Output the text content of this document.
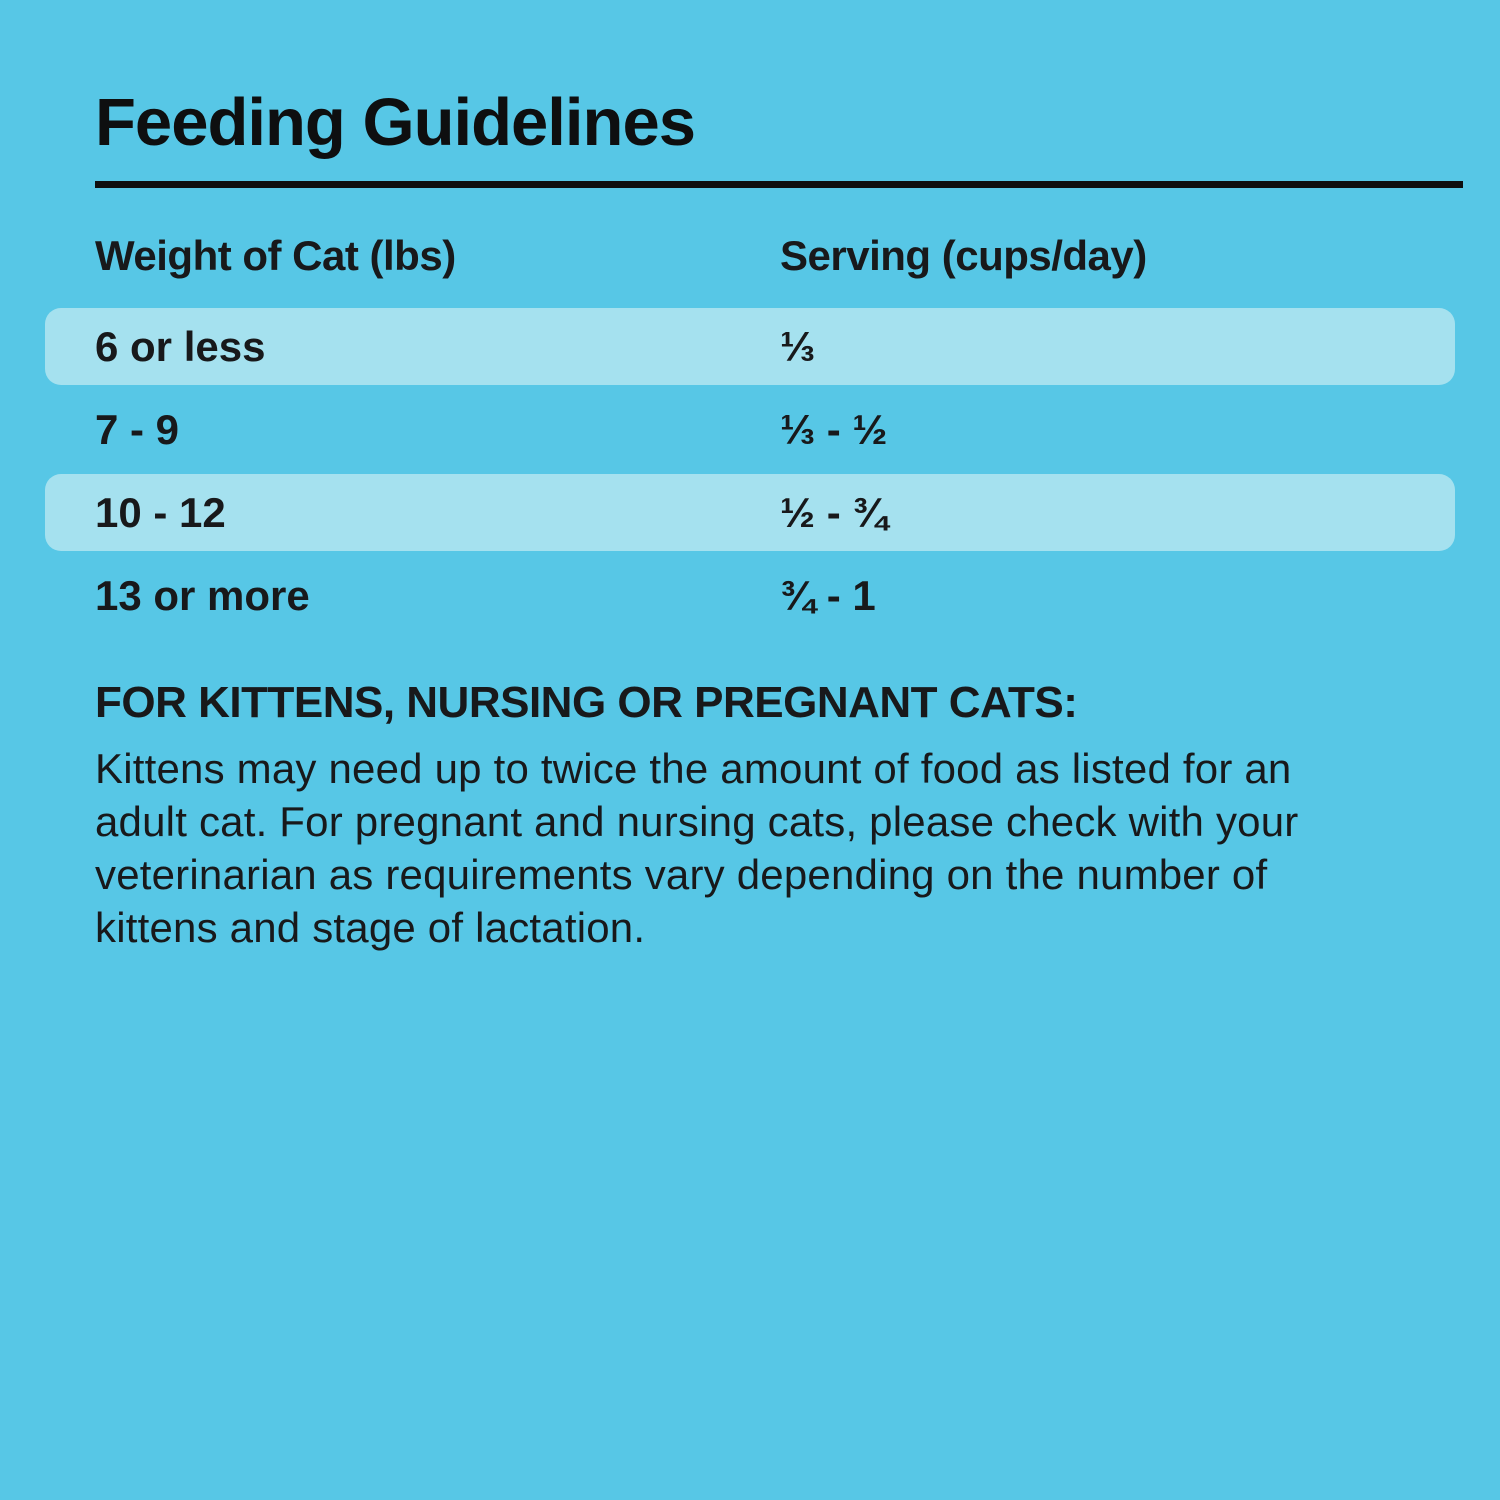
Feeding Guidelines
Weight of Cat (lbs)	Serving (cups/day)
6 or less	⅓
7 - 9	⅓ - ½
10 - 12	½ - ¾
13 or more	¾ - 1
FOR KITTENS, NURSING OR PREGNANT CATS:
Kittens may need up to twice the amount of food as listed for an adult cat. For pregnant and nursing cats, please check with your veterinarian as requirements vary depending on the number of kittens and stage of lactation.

* * * *

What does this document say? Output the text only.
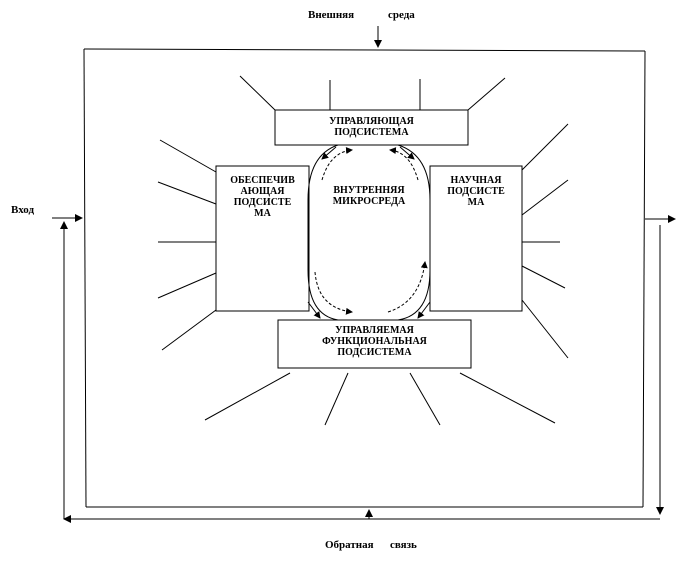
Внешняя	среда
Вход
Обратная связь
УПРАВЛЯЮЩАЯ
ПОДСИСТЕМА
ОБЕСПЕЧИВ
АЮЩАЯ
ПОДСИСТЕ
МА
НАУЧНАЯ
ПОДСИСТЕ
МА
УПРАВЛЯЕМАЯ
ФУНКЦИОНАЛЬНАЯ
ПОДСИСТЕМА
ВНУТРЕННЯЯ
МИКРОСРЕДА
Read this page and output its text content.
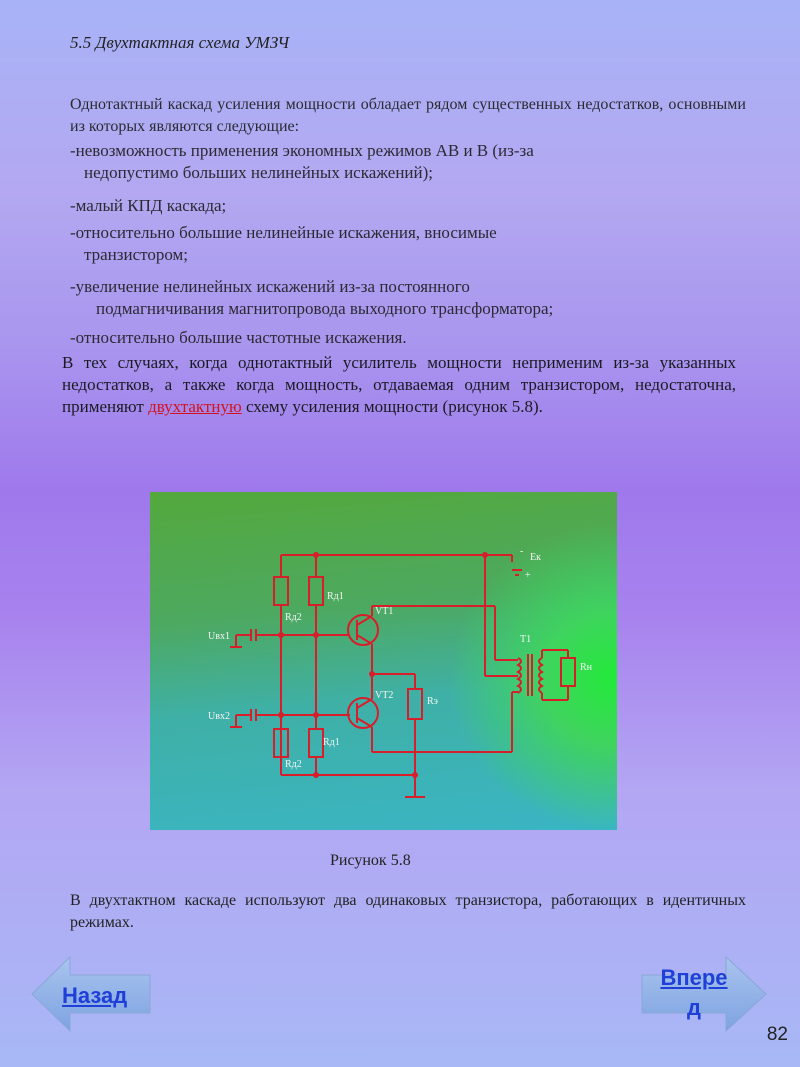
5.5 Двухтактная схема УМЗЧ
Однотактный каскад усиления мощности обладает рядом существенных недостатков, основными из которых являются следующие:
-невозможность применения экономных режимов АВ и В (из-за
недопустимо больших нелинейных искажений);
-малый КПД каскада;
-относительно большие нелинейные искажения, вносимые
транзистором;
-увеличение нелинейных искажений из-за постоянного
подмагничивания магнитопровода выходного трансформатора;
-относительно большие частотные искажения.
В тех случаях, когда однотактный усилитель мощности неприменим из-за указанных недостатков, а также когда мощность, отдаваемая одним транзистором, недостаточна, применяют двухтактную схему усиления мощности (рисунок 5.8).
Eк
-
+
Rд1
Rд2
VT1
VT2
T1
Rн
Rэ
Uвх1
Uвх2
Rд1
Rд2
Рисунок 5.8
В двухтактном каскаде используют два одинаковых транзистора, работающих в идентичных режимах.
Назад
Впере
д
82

* * * *

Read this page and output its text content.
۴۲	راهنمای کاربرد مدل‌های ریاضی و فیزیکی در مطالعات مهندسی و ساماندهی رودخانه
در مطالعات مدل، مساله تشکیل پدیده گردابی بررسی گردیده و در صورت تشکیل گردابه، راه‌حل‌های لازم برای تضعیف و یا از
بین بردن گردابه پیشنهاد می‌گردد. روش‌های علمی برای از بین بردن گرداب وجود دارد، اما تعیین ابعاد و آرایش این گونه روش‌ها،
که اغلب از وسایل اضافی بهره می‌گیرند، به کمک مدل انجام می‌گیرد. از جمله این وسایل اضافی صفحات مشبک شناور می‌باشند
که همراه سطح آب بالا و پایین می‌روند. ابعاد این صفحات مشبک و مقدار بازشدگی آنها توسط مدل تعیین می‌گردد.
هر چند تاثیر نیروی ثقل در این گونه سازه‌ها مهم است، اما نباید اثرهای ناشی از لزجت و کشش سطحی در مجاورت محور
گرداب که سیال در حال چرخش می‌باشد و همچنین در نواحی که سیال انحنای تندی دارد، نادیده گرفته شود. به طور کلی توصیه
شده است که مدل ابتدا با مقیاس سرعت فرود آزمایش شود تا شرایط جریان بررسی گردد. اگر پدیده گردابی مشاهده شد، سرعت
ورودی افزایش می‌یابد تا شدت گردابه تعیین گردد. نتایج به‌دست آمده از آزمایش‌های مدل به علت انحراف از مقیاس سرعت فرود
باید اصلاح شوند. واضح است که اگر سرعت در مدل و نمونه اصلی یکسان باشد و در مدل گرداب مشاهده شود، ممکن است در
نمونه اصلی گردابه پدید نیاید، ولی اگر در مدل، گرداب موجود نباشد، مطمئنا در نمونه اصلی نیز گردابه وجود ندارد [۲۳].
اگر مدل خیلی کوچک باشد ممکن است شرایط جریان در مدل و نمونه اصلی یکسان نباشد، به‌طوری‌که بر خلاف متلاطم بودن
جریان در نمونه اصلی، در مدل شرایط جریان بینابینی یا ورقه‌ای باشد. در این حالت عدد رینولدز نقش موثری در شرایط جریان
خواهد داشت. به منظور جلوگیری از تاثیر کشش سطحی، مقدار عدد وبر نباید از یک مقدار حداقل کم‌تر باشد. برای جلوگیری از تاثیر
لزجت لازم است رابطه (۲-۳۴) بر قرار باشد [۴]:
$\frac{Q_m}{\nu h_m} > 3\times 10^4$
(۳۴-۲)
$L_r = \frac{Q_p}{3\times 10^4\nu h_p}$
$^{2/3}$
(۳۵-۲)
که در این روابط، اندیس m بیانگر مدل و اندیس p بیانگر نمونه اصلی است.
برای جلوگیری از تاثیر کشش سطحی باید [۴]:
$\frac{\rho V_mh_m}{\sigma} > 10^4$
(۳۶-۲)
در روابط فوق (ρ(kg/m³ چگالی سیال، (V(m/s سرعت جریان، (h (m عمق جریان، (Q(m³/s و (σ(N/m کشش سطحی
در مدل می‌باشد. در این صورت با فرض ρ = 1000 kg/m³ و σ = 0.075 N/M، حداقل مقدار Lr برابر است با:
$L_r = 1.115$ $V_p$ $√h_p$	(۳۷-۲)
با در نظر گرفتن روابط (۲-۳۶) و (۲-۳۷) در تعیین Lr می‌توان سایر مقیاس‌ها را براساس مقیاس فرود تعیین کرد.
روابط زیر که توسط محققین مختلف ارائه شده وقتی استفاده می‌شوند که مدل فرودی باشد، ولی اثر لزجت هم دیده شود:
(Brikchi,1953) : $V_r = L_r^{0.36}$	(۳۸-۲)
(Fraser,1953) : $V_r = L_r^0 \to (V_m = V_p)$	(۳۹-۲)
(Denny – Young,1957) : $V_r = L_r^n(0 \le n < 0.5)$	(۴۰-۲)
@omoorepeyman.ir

* * * *

EXERCISE PROMPT:
Find the lines containing "صورت" and list every one of them.

IN RESPONSE:
در مطالعات مدل، مساله تشکیل پدیده گردابی بررسی گردیده و در صورت تشکیل گردابه، راه‌حل‌های لازم برای تضعیف و یا از
در مدل می‌باشد. در این صورت با فرض ρ = 1000 kg/m³ و σ = 0.075 N/M، حداقل مقدار Lr برابر است با:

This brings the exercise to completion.